■ TASK DESCRIPTION:
Within the records, say how many lines include the word "gebeurde"; the answer should be the number and no more.

■ RECORDS SHOWN:
========

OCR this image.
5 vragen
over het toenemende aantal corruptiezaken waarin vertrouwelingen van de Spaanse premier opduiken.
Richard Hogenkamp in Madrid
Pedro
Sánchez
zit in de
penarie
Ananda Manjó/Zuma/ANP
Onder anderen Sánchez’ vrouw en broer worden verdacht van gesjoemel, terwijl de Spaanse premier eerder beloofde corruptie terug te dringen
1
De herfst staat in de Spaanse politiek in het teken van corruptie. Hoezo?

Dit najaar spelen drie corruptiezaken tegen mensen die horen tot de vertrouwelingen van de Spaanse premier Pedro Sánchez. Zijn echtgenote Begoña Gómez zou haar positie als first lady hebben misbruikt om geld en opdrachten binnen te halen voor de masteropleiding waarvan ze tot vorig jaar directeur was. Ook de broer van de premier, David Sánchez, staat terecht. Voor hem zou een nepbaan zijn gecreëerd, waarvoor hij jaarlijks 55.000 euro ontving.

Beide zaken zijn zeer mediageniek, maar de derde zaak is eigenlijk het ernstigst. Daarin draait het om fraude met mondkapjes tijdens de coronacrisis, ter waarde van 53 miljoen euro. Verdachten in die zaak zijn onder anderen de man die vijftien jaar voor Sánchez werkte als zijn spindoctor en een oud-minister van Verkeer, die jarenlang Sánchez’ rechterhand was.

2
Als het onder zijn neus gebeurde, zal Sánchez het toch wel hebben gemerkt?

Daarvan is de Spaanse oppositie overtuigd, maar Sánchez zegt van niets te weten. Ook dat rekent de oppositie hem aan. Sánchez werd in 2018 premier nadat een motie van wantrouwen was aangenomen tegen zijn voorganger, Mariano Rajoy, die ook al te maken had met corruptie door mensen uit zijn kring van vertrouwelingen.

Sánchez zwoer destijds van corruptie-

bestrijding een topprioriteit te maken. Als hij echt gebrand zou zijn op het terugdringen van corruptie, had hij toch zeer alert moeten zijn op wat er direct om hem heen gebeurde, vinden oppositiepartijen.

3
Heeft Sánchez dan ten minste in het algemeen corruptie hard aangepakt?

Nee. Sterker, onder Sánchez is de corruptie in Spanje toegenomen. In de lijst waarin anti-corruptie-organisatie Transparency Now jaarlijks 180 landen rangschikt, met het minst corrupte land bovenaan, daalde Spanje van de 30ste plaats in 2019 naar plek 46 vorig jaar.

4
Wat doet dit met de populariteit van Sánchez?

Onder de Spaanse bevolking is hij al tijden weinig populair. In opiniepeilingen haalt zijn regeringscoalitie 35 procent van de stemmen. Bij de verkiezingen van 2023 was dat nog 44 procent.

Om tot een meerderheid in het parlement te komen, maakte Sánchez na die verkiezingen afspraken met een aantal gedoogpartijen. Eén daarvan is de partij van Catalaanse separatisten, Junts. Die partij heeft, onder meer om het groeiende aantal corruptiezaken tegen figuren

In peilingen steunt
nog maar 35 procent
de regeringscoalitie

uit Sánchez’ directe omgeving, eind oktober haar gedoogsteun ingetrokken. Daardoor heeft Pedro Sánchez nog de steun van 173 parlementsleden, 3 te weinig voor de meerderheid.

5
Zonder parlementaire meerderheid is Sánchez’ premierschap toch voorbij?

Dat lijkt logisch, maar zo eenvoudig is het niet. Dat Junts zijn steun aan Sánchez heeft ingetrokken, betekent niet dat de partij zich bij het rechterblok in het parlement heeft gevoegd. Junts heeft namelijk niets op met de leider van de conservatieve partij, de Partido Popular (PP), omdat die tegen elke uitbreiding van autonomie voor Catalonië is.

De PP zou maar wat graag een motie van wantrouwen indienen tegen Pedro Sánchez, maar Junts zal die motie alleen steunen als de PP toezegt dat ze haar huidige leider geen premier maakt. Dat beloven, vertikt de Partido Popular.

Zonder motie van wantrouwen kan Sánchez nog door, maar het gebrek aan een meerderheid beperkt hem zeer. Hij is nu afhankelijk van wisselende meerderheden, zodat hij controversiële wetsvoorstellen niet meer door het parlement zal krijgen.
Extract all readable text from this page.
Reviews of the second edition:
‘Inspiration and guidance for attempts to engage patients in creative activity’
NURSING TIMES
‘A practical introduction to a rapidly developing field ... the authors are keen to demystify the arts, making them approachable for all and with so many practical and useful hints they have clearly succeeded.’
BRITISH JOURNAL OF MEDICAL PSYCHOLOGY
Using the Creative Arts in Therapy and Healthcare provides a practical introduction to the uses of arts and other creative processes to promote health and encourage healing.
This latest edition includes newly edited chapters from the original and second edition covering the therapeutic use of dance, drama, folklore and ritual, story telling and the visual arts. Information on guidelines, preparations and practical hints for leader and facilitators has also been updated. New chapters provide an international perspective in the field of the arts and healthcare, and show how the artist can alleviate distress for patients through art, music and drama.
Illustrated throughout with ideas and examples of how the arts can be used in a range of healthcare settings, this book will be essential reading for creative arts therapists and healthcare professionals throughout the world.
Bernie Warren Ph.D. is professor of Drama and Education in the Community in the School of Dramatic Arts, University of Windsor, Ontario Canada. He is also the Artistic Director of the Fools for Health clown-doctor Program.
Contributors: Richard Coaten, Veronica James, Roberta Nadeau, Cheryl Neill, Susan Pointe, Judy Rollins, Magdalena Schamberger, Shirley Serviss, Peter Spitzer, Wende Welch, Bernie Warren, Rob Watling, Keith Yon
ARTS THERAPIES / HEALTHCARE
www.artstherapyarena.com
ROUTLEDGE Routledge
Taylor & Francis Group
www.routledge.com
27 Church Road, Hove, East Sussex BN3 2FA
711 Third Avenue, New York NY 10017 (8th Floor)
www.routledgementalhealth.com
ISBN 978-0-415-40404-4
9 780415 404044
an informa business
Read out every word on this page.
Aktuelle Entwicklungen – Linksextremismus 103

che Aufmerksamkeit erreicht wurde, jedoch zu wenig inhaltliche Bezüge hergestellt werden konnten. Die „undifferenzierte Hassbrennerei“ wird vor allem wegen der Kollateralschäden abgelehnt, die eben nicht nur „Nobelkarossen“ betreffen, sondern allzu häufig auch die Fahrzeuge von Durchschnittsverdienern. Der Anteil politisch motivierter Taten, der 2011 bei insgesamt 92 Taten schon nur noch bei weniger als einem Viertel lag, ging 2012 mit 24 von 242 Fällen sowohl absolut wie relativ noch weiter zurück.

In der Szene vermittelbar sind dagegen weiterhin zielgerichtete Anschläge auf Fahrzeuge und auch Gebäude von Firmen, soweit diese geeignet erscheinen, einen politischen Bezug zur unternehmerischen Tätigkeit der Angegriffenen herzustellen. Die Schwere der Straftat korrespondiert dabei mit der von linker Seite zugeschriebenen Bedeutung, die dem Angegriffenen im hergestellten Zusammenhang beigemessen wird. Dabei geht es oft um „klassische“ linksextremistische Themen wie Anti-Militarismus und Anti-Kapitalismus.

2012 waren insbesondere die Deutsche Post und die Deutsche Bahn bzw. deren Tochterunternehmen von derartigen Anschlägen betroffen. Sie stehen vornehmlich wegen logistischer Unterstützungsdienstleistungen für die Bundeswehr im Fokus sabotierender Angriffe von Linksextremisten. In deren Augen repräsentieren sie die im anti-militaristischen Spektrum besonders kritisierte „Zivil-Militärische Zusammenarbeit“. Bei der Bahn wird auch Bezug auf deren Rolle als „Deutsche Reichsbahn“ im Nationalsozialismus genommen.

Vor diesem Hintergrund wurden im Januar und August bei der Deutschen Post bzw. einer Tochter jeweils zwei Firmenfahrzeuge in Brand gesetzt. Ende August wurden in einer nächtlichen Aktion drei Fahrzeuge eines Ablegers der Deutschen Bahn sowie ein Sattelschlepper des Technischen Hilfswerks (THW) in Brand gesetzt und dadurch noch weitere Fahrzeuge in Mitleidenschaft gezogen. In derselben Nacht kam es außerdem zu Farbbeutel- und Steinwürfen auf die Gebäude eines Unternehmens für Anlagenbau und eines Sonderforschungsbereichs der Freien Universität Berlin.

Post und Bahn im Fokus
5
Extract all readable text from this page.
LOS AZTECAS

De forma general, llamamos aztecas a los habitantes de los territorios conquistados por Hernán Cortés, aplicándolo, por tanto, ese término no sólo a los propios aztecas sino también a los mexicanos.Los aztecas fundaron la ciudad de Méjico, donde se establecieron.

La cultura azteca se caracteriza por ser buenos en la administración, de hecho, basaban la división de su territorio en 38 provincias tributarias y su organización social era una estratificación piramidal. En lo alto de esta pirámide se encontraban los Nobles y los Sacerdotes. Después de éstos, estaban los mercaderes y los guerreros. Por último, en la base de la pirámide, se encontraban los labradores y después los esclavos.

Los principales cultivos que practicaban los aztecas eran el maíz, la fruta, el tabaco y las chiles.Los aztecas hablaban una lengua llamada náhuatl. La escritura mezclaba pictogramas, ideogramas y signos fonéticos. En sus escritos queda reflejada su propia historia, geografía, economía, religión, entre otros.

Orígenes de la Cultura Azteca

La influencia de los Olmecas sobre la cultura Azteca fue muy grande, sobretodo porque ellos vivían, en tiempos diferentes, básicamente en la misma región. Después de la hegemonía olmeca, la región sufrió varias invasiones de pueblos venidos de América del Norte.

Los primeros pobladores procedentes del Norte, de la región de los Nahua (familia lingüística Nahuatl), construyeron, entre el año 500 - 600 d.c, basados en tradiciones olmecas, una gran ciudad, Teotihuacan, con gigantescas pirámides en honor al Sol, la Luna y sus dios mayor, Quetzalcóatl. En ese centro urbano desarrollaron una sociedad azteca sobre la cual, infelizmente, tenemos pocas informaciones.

========

■ YOUR SOLUTION:
2